**RECORDS PROVIDED:**
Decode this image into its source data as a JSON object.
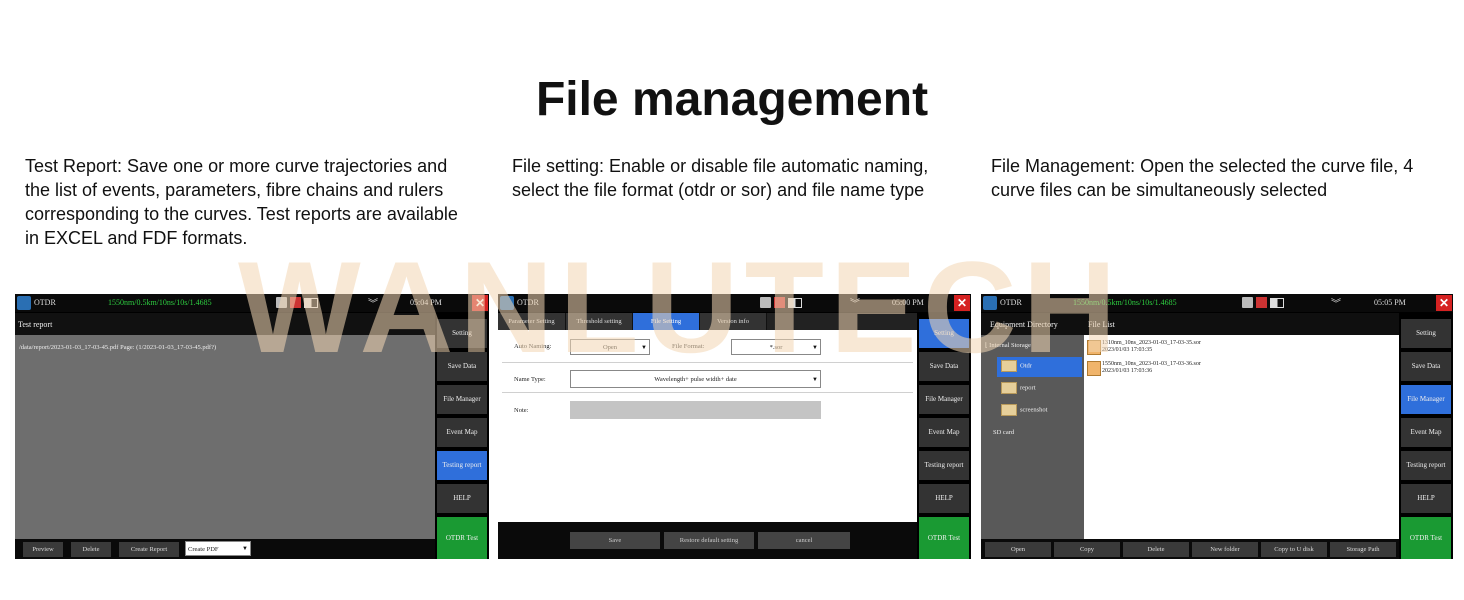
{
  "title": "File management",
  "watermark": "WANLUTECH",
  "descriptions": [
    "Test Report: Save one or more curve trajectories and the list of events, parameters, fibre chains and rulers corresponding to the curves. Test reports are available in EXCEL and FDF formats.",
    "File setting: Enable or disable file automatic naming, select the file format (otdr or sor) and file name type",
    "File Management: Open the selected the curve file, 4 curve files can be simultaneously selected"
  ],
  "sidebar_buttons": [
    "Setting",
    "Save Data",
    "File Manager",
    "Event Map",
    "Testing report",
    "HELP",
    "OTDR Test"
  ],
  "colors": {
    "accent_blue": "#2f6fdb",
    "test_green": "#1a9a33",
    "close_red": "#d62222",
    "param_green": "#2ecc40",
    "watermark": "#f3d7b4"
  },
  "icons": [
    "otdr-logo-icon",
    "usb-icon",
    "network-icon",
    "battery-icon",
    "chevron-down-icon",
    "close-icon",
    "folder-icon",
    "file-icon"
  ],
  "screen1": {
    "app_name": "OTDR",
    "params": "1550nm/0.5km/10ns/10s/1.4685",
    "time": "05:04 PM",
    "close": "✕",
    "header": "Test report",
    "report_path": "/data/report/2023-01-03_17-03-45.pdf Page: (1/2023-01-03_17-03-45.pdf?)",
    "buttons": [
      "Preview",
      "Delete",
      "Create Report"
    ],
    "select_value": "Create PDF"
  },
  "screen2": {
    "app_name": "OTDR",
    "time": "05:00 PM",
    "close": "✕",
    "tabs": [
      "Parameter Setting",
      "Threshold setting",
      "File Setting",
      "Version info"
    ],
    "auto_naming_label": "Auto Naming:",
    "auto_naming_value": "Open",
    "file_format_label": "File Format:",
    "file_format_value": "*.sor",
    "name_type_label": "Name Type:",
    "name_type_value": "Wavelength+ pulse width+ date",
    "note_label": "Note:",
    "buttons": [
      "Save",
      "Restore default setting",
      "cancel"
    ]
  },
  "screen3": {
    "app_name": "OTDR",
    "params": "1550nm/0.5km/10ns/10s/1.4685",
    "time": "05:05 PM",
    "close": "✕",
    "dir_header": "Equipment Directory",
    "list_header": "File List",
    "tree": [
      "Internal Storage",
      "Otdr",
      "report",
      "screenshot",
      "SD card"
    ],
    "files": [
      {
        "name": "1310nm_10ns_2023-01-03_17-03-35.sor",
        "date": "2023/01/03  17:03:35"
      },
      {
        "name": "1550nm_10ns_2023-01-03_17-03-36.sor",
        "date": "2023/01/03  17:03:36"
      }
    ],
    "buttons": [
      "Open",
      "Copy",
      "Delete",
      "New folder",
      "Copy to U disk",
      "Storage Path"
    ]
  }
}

---

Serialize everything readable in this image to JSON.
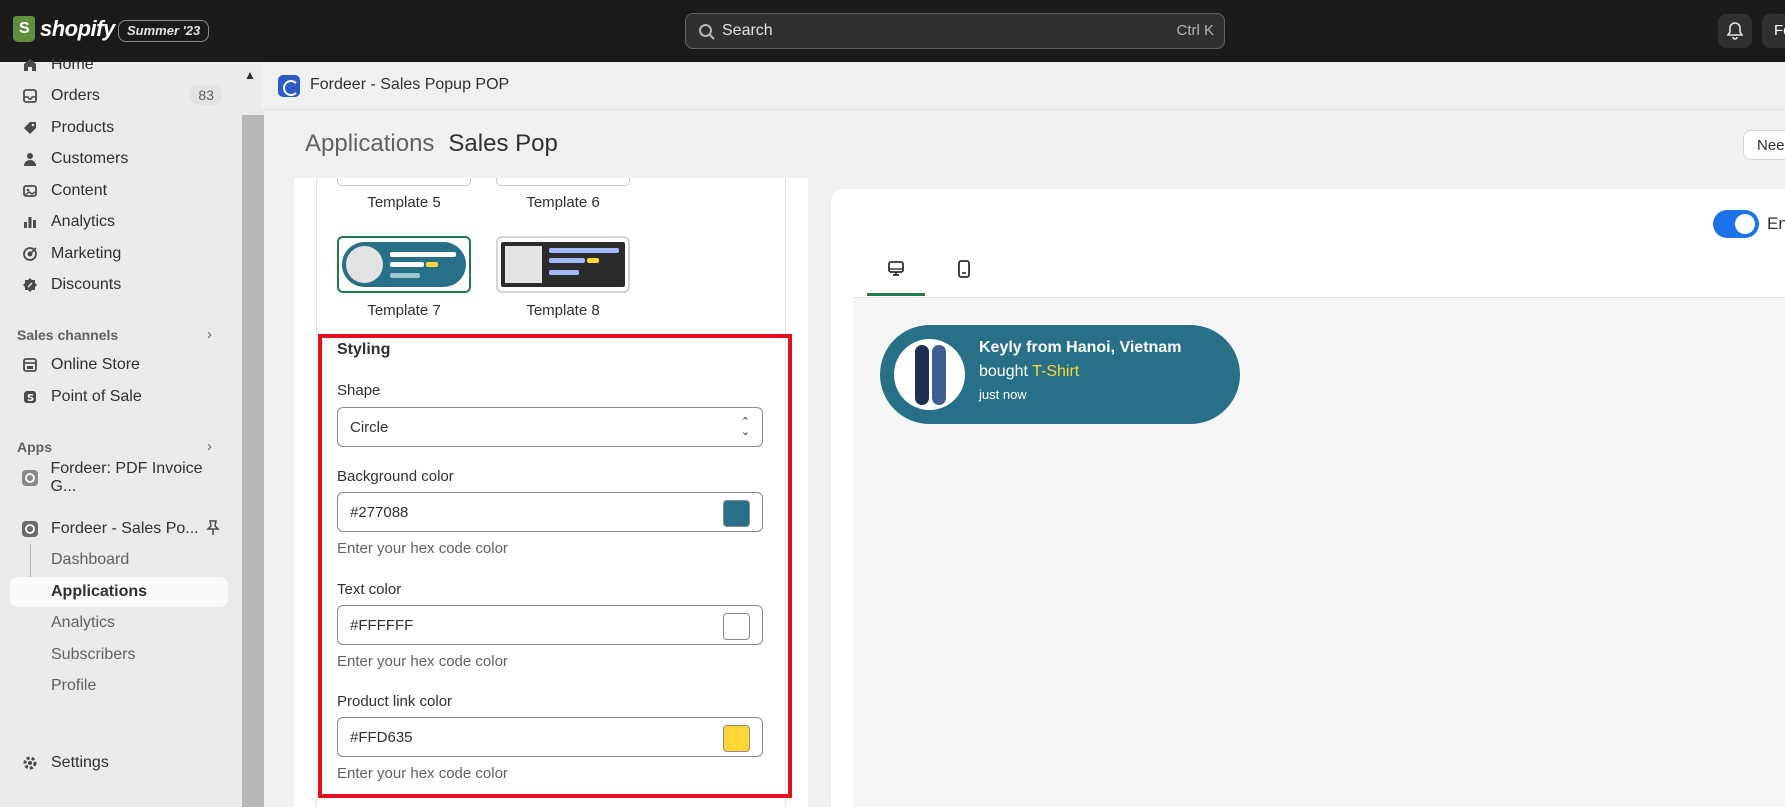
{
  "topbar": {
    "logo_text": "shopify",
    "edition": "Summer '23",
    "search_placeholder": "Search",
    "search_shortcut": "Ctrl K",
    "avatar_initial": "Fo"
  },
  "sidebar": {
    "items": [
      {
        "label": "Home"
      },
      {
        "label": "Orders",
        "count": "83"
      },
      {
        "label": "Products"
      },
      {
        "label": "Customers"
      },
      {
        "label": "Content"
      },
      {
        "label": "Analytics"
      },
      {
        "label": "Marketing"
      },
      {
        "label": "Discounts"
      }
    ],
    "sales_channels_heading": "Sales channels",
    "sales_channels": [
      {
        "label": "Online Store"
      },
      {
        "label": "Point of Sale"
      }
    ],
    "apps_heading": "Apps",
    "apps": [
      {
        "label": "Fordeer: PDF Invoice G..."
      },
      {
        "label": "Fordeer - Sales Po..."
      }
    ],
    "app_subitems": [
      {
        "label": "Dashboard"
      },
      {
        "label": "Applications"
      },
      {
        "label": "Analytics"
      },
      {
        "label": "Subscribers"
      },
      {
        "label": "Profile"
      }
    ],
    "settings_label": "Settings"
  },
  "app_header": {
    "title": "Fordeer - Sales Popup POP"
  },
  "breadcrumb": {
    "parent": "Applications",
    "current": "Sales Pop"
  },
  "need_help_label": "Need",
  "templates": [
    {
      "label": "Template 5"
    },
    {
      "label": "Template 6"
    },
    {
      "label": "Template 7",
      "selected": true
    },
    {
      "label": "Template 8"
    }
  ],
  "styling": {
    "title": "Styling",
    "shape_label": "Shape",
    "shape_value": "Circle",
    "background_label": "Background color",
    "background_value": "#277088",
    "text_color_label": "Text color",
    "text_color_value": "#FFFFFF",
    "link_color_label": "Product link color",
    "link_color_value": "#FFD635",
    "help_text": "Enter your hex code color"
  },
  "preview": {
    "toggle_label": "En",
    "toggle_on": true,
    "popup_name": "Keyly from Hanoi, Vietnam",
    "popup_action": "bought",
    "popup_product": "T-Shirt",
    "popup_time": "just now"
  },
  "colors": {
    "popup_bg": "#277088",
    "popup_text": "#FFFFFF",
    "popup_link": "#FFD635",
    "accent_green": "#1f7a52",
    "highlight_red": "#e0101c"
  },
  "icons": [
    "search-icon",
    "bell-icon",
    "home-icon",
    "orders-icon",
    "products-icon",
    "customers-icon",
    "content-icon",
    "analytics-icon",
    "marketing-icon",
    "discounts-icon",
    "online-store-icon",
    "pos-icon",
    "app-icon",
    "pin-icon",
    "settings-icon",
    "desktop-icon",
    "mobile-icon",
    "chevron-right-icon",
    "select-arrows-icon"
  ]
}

**SET PROBLEM:** Pull out every line of the records above that contains the word "image".

**ANSWER TO THE TASK:**
Decode this image into its source data as a JSON object.
Serialize everything readable in this image to JSON.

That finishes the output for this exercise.